• **PARTS OF THE EXERCISE**:
1. Using the telenovela article, answer these:
(a) How many episodes aired?
(b) Who is listed as the producer?
(c) Who paid for Catalina's schooling?
2. Summarize the telenovela article in two sentences.
3. Pick up the storyline of the telenovela article after its last sentence and write the next part.

• **DOCUMENT SEGMENT**:
- Genre: Telenovela
- Directed by: Roberto Reyes [es]
- Starring: Jaider Villa Gabriela Villalba Myriam de Lourdes Paola Díaz Carlos Muñoz
- Country of origin: Colombia
- Original language: Spanish
- No. of episodes: 62

Production
- Producer: Andrés Posada

Original release
- Network: RCN Televisión
- Release: August 10, 2004 – 2004

= Al ritmo de tu corazón =

Al Rítmo de tu Corazón (To the beat of your heart) is a Colombian telenovela produced by Teleset for RCN Television. The show starred Jaider Villa and Gabriela Villalba. It aired for 62 episodes, starting in August 2004.

== Storyline ==
The story centers around Catalina Andrade, a talented 17-year-old studying at a prestigious school in the city, although she is from a middle-class family. Catalina thinks that she is there on a scholarship, but does not know that her grandfather, Matias Duque, paid for her schooling before he died. Catalina does not know that her former music teacher and protector, Don Matias, was her grandfather. Catalina is the result of a relationship between her mother, a teacher, and Fernando Duque, father of James and son of Matias. Fernando never recognized her as his daughter.

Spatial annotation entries
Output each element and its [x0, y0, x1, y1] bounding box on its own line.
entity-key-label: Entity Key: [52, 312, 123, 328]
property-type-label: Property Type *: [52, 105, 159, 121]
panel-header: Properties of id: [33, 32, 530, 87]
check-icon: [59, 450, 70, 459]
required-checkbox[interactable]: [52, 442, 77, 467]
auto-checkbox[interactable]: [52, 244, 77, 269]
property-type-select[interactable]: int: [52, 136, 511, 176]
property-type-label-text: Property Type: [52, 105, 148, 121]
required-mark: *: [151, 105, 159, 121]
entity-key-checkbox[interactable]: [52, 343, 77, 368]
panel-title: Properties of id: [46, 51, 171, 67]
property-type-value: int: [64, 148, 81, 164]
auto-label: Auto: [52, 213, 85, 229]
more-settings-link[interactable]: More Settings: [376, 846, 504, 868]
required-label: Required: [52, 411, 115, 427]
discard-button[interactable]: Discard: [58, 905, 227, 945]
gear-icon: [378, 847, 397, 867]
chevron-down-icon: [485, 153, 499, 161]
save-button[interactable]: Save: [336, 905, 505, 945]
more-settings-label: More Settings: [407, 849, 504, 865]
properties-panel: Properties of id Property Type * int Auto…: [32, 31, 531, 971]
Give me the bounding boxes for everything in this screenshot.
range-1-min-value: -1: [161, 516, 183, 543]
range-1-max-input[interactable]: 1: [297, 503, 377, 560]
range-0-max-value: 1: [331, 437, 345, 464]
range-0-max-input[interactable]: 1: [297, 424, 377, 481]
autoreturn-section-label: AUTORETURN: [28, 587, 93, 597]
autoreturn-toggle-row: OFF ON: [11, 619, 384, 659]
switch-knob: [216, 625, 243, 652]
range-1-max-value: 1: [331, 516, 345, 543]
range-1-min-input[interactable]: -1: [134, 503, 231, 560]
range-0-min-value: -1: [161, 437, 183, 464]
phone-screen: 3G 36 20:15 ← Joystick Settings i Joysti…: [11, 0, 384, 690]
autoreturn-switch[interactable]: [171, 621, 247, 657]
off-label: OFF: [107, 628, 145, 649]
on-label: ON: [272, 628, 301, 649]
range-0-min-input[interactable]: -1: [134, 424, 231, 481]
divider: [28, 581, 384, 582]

• **RESPONSES FOR EACH TASK**:
1.
(a) 62
(b) Andrés Posada
(c) Her grandfather, Matias Duque

2. Al Rítmo de tu Corazón is a Colombian telenovela produced by Teleset for RCN Television, starring Jaider Villa and Gabriela Villalba and airing for 62 episodes from August 2004. It follows Catalina Andrade, a talented 17-year-old from a middle-class family at a prestigious school, who believes she holds a scholarship but does not know that her grandfather, Matias Duque, paid for her schooling before he died.

3.
Matias died in a suspicious accident. At the funeral, Catalina meets Santiago, grandson of Matias. She is captivated by him. Matias's apparent accident may have been caused by Brenda, the mother of James, as a strategy to control the direction of the school and bring her son back to Paris. To trap her child, Brenda makes him stay as a music teacher at the school. With the help of Daniela Tovar, his former girlfriend, she will attempt to return him to her. But the arrival of Santiago at school reunites him with Catalina, and her feelings are more intense.

Catalina and her classmate, Lina Ruiz, are rivals for Santiago's love.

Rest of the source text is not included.